**PROMPT**
Copy out each line of the material in which the word "this" appears.
☆ ☆ ☆ ☆ ☆
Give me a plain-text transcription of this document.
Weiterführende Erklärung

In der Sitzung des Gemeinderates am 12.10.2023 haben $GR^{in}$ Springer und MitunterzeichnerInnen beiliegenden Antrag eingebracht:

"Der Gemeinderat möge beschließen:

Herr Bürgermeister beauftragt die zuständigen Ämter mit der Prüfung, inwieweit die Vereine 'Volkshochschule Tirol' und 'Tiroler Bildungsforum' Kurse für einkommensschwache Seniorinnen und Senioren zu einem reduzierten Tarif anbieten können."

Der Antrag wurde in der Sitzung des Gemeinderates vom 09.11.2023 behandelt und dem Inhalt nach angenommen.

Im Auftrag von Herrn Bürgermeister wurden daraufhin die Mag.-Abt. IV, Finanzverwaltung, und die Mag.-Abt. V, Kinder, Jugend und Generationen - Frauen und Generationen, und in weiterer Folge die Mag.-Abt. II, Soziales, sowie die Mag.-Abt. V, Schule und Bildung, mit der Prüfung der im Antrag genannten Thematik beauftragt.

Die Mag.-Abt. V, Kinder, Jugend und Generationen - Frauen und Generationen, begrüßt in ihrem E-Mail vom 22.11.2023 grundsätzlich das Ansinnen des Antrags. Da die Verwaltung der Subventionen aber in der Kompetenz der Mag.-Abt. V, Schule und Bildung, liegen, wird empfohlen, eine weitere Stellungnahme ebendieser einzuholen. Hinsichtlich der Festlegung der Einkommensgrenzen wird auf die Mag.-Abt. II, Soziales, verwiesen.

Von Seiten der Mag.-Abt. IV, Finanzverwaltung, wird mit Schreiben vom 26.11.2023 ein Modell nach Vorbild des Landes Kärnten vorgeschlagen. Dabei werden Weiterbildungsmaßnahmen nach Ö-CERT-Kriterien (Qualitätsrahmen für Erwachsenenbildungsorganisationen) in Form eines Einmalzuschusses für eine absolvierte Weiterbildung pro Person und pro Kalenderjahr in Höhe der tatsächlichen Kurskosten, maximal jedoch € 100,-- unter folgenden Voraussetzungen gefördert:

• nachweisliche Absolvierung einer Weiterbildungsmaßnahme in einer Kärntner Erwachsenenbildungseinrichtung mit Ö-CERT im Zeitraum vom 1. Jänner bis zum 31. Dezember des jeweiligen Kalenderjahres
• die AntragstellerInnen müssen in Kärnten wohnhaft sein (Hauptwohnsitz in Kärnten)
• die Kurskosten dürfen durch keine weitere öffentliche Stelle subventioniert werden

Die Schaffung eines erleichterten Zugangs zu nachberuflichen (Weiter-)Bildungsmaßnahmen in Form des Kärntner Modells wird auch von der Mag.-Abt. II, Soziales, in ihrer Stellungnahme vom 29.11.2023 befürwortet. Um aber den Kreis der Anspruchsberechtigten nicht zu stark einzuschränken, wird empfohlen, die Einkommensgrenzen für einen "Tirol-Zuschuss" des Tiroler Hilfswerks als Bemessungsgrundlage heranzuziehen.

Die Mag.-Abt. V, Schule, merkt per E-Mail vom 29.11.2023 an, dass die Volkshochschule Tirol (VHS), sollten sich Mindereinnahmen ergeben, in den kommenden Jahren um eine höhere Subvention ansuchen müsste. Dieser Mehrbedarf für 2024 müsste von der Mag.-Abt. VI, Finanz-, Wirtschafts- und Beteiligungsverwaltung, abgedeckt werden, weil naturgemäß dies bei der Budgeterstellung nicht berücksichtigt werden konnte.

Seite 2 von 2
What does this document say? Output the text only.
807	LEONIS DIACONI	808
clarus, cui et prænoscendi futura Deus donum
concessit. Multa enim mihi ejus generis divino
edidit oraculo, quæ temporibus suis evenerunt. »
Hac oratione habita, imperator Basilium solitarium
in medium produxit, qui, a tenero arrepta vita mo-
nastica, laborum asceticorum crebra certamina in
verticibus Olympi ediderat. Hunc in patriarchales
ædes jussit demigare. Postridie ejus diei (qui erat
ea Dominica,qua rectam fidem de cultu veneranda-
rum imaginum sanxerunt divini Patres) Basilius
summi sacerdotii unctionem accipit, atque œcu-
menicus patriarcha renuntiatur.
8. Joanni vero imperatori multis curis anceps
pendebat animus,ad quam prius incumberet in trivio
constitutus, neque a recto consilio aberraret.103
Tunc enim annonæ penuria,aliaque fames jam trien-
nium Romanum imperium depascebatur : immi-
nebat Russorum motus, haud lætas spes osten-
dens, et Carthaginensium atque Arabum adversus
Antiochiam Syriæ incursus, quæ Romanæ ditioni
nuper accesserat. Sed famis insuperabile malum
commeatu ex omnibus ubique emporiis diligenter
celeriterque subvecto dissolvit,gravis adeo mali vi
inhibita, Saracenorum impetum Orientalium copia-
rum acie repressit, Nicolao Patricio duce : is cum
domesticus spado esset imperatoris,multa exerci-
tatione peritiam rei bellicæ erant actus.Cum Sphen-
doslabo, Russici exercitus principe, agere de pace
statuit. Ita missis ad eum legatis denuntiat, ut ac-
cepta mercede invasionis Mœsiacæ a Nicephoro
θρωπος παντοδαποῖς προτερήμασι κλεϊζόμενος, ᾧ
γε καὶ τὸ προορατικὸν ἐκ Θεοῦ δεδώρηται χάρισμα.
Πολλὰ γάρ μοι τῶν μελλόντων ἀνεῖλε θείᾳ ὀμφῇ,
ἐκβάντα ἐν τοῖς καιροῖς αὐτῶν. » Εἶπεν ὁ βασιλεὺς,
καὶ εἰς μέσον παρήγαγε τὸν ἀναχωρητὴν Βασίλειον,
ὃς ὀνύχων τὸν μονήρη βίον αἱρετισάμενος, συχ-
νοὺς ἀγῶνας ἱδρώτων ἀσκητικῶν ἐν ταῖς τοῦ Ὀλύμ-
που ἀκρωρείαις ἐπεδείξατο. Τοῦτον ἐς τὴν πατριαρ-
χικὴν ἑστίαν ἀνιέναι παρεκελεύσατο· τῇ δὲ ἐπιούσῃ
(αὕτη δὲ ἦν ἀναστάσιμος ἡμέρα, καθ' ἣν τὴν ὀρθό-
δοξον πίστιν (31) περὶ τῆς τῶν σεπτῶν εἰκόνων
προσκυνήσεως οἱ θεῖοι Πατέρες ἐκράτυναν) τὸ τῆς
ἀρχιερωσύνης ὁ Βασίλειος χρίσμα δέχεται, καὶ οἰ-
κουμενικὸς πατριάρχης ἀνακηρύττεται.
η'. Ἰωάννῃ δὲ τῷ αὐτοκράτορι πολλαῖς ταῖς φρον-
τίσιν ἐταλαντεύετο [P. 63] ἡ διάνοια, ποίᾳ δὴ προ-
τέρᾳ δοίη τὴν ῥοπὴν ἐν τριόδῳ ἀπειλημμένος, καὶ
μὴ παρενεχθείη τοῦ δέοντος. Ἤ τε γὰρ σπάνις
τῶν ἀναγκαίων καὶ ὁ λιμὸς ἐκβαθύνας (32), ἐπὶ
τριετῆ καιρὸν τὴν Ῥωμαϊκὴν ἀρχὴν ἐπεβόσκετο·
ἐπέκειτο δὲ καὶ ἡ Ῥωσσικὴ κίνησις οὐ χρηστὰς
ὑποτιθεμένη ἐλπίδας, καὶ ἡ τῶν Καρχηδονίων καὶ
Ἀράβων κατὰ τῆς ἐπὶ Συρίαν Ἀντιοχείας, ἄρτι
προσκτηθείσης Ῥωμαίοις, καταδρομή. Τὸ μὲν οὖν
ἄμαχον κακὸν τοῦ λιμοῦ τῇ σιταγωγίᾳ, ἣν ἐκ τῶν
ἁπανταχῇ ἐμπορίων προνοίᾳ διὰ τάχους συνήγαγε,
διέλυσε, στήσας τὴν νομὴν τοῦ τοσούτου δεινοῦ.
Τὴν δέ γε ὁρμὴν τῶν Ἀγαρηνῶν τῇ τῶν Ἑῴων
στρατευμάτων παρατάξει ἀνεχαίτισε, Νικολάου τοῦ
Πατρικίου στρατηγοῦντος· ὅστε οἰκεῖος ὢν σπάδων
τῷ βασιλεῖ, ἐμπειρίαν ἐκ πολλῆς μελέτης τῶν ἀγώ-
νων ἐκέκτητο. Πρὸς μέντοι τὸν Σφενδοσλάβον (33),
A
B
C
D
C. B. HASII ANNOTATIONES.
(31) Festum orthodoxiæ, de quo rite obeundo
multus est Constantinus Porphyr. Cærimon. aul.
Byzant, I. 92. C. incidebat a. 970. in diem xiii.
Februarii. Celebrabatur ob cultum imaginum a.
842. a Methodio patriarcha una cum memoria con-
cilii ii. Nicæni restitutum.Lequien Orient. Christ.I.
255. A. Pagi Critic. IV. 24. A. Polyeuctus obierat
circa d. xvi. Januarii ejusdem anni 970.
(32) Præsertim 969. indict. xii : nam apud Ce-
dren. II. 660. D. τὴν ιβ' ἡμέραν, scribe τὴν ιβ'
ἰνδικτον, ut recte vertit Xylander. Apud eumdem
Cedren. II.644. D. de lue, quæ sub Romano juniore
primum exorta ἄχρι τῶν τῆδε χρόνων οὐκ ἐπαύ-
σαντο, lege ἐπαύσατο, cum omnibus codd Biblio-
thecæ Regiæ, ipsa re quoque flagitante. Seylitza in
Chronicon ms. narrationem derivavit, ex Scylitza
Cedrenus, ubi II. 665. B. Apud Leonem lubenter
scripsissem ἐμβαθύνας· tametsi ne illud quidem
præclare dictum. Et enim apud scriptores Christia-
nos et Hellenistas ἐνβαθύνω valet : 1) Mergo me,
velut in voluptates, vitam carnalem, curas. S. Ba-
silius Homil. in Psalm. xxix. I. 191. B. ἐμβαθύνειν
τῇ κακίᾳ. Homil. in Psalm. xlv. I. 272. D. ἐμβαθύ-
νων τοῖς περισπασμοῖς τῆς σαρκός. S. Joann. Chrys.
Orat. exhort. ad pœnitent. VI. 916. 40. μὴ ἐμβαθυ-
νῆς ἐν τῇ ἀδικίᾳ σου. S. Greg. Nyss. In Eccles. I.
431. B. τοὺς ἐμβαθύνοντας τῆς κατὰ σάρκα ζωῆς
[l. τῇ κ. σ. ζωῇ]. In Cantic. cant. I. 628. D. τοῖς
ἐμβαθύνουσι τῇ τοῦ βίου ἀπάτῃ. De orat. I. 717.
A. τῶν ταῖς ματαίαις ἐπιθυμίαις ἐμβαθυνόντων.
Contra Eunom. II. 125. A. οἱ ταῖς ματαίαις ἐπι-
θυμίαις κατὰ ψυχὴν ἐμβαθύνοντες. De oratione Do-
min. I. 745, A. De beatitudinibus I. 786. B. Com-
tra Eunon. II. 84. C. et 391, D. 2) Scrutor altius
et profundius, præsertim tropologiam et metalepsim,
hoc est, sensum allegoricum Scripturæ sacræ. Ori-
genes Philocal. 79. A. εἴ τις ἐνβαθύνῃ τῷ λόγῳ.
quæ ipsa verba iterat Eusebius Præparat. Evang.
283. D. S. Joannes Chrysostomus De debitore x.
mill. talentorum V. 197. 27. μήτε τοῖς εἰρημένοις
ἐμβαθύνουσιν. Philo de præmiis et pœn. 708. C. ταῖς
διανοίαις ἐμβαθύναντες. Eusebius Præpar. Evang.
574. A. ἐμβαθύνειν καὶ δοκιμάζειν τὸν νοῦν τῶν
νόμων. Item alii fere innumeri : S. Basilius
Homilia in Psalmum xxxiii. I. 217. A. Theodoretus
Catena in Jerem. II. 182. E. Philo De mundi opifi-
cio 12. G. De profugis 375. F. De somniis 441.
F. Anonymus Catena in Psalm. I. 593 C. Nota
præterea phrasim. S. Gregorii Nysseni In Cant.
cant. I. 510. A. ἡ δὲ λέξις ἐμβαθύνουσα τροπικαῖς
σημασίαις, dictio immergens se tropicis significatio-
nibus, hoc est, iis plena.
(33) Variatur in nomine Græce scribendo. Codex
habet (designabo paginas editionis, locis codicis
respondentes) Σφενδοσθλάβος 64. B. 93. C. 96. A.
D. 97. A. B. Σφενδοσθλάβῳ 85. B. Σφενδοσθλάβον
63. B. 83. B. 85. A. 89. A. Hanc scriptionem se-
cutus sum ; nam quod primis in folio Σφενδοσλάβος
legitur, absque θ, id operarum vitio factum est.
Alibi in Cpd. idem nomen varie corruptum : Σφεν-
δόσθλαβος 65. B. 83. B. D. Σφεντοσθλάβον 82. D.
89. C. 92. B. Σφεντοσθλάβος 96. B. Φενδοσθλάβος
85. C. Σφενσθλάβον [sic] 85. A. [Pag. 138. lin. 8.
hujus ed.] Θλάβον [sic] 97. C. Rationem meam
☆ ☆ ☆ ☆ ☆
**RESULT**
Give me a plain-text transcription of this document.
What does this document say? Output the text only.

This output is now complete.